§ EXERCISE AIM: In the records below, take the part that opens with the line containing "svg-text:C: C [519,145,525,154]" and closes with the line containing "svg-text:1500: 1500 [382,403,399,412]". Write only that part out again, swapping "BENZOL" for "BENZENE" and leaving everything else unchanged.

** BEGIN **

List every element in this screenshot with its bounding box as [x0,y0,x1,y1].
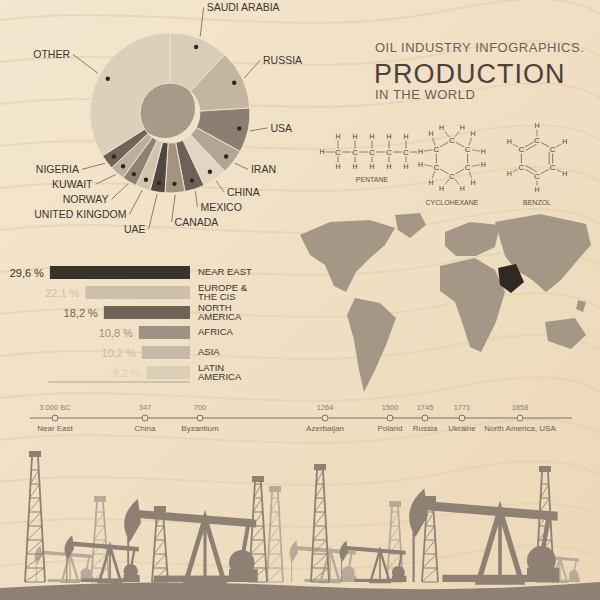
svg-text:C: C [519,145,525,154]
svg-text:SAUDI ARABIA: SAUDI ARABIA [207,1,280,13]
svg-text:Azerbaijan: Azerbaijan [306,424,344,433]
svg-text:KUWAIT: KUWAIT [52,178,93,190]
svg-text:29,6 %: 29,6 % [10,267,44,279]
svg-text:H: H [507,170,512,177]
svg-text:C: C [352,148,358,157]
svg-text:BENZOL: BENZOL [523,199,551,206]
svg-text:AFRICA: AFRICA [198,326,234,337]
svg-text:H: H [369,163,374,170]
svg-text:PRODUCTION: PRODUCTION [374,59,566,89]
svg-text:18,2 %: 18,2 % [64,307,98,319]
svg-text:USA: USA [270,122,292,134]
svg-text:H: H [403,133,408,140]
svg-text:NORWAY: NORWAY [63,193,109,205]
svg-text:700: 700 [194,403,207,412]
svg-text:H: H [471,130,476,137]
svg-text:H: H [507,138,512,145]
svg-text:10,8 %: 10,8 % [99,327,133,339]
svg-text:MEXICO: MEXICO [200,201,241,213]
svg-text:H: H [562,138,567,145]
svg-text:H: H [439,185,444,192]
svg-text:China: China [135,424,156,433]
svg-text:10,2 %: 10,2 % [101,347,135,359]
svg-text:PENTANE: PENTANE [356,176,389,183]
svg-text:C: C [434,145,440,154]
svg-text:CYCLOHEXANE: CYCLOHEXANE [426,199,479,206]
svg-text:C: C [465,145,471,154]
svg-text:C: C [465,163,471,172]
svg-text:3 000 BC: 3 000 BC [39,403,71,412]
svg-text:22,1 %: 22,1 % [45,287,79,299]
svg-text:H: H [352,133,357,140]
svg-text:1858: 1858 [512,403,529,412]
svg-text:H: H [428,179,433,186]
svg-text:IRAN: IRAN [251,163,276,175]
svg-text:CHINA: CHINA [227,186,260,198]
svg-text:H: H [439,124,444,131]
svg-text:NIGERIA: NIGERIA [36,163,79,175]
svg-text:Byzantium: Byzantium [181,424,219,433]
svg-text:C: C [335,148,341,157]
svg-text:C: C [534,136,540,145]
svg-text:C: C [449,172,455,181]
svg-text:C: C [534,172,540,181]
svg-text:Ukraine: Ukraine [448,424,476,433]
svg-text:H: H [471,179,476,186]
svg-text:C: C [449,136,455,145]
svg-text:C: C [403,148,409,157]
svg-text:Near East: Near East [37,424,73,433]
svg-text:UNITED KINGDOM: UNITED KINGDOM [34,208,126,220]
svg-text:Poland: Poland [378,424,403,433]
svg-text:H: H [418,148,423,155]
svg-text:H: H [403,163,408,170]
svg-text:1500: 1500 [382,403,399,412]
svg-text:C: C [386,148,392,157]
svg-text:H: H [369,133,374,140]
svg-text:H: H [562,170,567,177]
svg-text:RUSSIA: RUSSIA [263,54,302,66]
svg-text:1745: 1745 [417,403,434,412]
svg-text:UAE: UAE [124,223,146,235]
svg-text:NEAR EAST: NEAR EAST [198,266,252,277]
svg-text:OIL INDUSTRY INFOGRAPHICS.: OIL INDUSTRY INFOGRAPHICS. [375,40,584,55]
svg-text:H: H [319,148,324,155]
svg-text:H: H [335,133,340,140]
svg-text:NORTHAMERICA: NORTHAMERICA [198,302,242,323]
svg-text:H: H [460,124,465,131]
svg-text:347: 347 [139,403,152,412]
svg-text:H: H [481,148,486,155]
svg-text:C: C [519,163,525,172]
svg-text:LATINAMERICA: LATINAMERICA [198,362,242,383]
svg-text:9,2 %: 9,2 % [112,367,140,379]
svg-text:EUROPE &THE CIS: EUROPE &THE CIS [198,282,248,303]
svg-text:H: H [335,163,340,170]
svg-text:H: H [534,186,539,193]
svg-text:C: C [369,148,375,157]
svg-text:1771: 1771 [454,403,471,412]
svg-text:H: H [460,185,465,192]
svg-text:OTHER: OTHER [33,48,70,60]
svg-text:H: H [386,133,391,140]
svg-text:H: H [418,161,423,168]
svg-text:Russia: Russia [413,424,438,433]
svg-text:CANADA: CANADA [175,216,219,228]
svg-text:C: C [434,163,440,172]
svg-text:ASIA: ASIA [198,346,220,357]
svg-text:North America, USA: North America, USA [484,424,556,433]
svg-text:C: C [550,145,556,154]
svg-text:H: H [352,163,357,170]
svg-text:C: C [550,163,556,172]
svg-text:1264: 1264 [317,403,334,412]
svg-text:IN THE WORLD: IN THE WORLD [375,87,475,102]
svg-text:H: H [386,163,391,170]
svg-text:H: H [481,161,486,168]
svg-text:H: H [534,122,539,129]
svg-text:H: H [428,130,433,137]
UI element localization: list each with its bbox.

** END **

§ OUTPUT FOR THIS EXERCISE:
svg-text:C: C [519,145,525,154]
svg-text:SAUDI ARABIA: SAUDI ARABIA [207,1,280,13]
svg-text:Azerbaijan: Azerbaijan [306,424,344,433]
svg-text:KUWAIT: KUWAIT [52,178,93,190]
svg-text:29,6 %: 29,6 % [10,267,44,279]
svg-text:H: H [507,170,512,177]
svg-text:C: C [352,148,358,157]
svg-text:BENZENE: BENZENE [523,199,551,206]
svg-text:AFRICA: AFRICA [198,326,234,337]
svg-text:H: H [369,163,374,170]
svg-text:PRODUCTION: PRODUCTION [374,59,566,89]
svg-text:18,2 %: 18,2 % [64,307,98,319]
svg-text:USA: USA [270,122,292,134]
svg-text:H: H [403,133,408,140]
svg-text:NORWAY: NORWAY [63,193,109,205]
svg-text:700: 700 [194,403,207,412]
svg-text:H: H [471,130,476,137]
svg-text:H: H [507,138,512,145]
svg-text:10,8 %: 10,8 % [99,327,133,339]
svg-text:MEXICO: MEXICO [200,201,241,213]
svg-text:H: H [562,138,567,145]
svg-text:H: H [439,185,444,192]
svg-text:China: China [135,424,156,433]
svg-text:10,2 %: 10,2 % [101,347,135,359]
svg-text:PENTANE: PENTANE [356,176,389,183]
svg-text:C: C [434,145,440,154]
svg-text:CYCLOHEXANE: CYCLOHEXANE [426,199,479,206]
svg-text:C: C [465,145,471,154]
svg-text:C: C [465,163,471,172]
svg-text:3 000 BC: 3 000 BC [39,403,71,412]
svg-text:22,1 %: 22,1 % [45,287,79,299]
svg-text:H: H [352,133,357,140]
svg-text:1858: 1858 [512,403,529,412]
svg-text:H: H [428,179,433,186]
svg-text:IRAN: IRAN [251,163,276,175]
svg-text:CHINA: CHINA [227,186,260,198]
svg-text:H: H [439,124,444,131]
svg-text:NIGERIA: NIGERIA [36,163,79,175]
svg-text:Byzantium: Byzantium [181,424,219,433]
svg-text:C: C [335,148,341,157]
svg-text:C: C [534,136,540,145]
svg-text:C: C [449,172,455,181]
svg-text:C: C [534,172,540,181]
svg-text:Ukraine: Ukraine [448,424,476,433]
svg-text:H: H [471,179,476,186]
svg-text:C: C [449,136,455,145]
svg-text:C: C [403,148,409,157]
svg-text:Near East: Near East [37,424,73,433]
svg-text:UNITED KINGDOM: UNITED KINGDOM [34,208,126,220]
svg-text:Poland: Poland [378,424,403,433]
svg-text:H: H [418,148,423,155]
svg-text:H: H [403,163,408,170]
svg-text:1500: 1500 [382,403,399,412]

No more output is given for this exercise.